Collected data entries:
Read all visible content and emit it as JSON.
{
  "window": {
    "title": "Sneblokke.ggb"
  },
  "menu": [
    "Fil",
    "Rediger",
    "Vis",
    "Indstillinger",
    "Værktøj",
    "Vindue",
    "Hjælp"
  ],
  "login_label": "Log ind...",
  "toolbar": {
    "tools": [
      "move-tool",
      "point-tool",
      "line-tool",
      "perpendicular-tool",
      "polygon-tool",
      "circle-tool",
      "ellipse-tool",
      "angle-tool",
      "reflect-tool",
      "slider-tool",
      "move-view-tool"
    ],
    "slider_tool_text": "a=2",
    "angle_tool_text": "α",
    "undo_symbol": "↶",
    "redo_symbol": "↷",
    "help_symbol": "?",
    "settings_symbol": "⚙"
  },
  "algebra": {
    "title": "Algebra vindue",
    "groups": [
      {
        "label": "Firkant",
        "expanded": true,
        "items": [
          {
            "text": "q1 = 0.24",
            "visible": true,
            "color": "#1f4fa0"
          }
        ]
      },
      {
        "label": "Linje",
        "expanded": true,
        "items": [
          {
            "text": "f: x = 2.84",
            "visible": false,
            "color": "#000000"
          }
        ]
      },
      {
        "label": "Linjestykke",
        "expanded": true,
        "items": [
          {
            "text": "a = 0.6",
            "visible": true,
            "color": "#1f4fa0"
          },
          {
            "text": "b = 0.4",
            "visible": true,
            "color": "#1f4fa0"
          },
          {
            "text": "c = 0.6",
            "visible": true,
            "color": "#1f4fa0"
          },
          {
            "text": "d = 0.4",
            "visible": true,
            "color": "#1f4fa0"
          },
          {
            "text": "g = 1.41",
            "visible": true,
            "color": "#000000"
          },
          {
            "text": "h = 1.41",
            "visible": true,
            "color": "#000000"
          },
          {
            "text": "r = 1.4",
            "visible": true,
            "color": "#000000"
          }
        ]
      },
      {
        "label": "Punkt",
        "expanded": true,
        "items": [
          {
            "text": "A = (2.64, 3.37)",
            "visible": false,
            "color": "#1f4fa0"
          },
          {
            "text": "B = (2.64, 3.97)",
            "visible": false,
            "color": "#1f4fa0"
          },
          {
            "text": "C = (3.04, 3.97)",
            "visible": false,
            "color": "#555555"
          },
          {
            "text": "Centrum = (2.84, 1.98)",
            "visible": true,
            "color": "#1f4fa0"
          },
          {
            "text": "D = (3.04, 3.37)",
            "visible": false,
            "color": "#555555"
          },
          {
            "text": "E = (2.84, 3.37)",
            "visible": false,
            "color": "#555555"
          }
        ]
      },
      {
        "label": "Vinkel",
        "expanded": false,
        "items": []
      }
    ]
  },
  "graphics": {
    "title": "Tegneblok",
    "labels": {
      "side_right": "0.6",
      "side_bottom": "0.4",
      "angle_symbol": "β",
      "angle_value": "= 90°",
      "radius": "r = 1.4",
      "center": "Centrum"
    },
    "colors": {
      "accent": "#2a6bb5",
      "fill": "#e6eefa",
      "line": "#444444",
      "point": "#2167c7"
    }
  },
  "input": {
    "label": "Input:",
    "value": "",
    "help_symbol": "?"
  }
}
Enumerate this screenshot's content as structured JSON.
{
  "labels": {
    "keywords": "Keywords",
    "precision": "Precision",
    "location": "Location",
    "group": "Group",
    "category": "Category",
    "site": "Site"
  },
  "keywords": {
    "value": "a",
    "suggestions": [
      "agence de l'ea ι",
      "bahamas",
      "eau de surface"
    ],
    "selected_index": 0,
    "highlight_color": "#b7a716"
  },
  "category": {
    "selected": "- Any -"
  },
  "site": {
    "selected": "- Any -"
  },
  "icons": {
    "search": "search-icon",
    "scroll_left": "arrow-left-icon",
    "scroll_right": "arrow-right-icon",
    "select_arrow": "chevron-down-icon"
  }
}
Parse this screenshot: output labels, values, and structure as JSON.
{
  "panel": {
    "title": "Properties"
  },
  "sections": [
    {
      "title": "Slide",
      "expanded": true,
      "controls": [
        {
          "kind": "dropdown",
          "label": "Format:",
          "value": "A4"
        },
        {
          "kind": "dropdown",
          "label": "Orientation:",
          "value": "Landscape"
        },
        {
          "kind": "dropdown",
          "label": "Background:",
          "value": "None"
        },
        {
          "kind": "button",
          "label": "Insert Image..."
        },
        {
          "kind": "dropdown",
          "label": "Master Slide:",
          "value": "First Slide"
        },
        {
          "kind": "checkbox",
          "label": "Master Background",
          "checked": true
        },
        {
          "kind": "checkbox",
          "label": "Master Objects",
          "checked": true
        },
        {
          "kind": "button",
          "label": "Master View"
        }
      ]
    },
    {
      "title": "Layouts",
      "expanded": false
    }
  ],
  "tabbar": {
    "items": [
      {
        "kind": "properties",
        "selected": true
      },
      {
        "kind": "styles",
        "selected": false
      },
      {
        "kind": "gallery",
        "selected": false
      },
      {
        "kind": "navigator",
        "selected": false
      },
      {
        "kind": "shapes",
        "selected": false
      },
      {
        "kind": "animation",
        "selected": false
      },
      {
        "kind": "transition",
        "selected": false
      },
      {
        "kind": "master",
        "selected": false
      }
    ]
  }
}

WHAT THE TASK ASKS: Scan the listing above for the word "this" and show each line where it is found.

RESULT:
Enumerate this screenshot's content as structured JSON.
Parse this screenshot: output labels, values, and structure as JSON.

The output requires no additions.